=== Records for the task ===
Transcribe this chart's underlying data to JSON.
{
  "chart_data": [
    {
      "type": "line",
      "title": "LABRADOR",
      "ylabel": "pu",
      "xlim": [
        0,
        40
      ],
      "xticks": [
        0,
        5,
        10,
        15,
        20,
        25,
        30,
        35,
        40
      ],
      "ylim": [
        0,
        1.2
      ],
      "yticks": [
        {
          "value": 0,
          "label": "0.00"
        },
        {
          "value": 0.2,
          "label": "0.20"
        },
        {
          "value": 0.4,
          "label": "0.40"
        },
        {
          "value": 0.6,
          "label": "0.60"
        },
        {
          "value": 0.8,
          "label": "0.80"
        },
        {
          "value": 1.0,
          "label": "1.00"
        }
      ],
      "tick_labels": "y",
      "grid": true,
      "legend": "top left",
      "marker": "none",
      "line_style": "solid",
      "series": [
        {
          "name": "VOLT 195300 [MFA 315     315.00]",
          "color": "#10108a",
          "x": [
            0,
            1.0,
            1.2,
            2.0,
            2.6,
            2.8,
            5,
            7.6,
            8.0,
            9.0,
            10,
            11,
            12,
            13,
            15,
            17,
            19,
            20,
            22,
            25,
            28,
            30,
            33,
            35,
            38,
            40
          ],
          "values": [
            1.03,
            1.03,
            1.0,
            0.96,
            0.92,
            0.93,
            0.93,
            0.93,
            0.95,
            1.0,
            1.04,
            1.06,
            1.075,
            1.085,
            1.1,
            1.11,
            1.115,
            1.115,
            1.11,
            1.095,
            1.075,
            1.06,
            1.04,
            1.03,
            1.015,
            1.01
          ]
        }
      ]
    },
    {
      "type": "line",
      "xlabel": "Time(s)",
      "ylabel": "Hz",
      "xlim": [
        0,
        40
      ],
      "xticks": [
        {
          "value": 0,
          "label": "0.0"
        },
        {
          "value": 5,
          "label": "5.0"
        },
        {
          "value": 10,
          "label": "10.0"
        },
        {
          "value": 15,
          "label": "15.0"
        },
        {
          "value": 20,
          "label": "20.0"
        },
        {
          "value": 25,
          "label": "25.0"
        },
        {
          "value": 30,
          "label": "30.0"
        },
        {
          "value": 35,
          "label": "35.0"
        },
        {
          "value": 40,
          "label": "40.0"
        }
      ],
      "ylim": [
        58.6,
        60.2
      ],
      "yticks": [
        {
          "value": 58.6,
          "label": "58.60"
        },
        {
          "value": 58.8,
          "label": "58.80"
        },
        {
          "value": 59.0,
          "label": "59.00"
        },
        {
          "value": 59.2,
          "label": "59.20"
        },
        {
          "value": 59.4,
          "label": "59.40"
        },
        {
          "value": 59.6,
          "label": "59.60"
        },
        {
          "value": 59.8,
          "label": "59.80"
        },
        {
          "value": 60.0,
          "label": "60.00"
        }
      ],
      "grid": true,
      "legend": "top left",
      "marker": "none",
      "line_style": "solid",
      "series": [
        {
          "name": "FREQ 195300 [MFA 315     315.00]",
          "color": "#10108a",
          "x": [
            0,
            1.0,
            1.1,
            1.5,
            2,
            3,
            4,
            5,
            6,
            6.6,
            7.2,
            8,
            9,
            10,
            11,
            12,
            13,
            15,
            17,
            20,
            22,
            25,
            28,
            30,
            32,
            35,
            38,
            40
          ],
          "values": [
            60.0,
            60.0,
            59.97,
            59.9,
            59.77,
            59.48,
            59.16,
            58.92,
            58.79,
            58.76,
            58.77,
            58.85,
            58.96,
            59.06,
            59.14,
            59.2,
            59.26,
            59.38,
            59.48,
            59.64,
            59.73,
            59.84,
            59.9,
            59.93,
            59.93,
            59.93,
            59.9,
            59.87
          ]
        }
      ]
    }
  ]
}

=== Exercise goal ===
Print the whole listing exactly as it is.

=== Final result ===
Transcribe this chart's underlying data to JSON.
{
  "chart_data": [
    {
      "type": "line",
      "title": "LABRADOR",
      "ylabel": "pu",
      "xlim": [
        0,
        40
      ],
      "xticks": [
        0,
        5,
        10,
        15,
        20,
        25,
        30,
        35,
        40
      ],
      "ylim": [
        0,
        1.2
      ],
      "yticks": [
        {
          "value": 0,
          "label": "0.00"
        },
        {
          "value": 0.2,
          "label": "0.20"
        },
        {
          "value": 0.4,
          "label": "0.40"
        },
        {
          "value": 0.6,
          "label": "0.60"
        },
        {
          "value": 0.8,
          "label": "0.80"
        },
        {
          "value": 1.0,
          "label": "1.00"
        }
      ],
      "tick_labels": "y",
      "grid": true,
      "legend": "top left",
      "marker": "none",
      "line_style": "solid",
      "series": [
        {
          "name": "VOLT 195300 [MFA 315     315.00]",
          "color": "#10108a",
          "x": [
            0,
            1.0,
            1.2,
            2.0,
            2.6,
            2.8,
            5,
            7.6,
            8.0,
            9.0,
            10,
            11,
            12,
            13,
            15,
            17,
            19,
            20,
            22,
            25,
            28,
            30,
            33,
            35,
            38,
            40
          ],
          "values": [
            1.03,
            1.03,
            1.0,
            0.96,
            0.92,
            0.93,
            0.93,
            0.93,
            0.95,
            1.0,
            1.04,
            1.06,
            1.075,
            1.085,
            1.1,
            1.11,
            1.115,
            1.115,
            1.11,
            1.095,
            1.075,
            1.06,
            1.04,
            1.03,
            1.015,
            1.01
          ]
        }
      ]
    },
    {
      "type": "line",
      "xlabel": "Time(s)",
      "ylabel": "Hz",
      "xlim": [
        0,
        40
      ],
      "xticks": [
        {
          "value": 0,
          "label": "0.0"
        },
        {
          "value": 5,
          "label": "5.0"
        },
        {
          "value": 10,
          "label": "10.0"
        },
        {
          "value": 15,
          "label": "15.0"
        },
        {
          "value": 20,
          "label": "20.0"
        },
        {
          "value": 25,
          "label": "25.0"
        },
        {
          "value": 30,
          "label": "30.0"
        },
        {
          "value": 35,
          "label": "35.0"
        },
        {
          "value": 40,
          "label": "40.0"
        }
      ],
      "ylim": [
        58.6,
        60.2
      ],
      "yticks": [
        {
          "value": 58.6,
          "label": "58.60"
        },
        {
          "value": 58.8,
          "label": "58.80"
        },
        {
          "value": 59.0,
          "label": "59.00"
        },
        {
          "value": 59.2,
          "label": "59.20"
        },
        {
          "value": 59.4,
          "label": "59.40"
        },
        {
          "value": 59.6,
          "label": "59.60"
        },
        {
          "value": 59.8,
          "label": "59.80"
        },
        {
          "value": 60.0,
          "label": "60.00"
        }
      ],
      "grid": true,
      "legend": "top left",
      "marker": "none",
      "line_style": "solid",
      "series": [
        {
          "name": "FREQ 195300 [MFA 315     315.00]",
          "color": "#10108a",
          "x": [
            0,
            1.0,
            1.1,
            1.5,
            2,
            3,
            4,
            5,
            6,
            6.6,
            7.2,
            8,
            9,
            10,
            11,
            12,
            13,
            15,
            17,
            20,
            22,
            25,
            28,
            30,
            32,
            35,
            38,
            40
          ],
          "values": [
            60.0,
            60.0,
            59.97,
            59.9,
            59.77,
            59.48,
            59.16,
            58.92,
            58.79,
            58.76,
            58.77,
            58.85,
            58.96,
            59.06,
            59.14,
            59.2,
            59.26,
            59.38,
            59.48,
            59.64,
            59.73,
            59.84,
            59.9,
            59.93,
            59.93,
            59.93,
            59.9,
            59.87
          ]
        }
      ]
    }
  ]
}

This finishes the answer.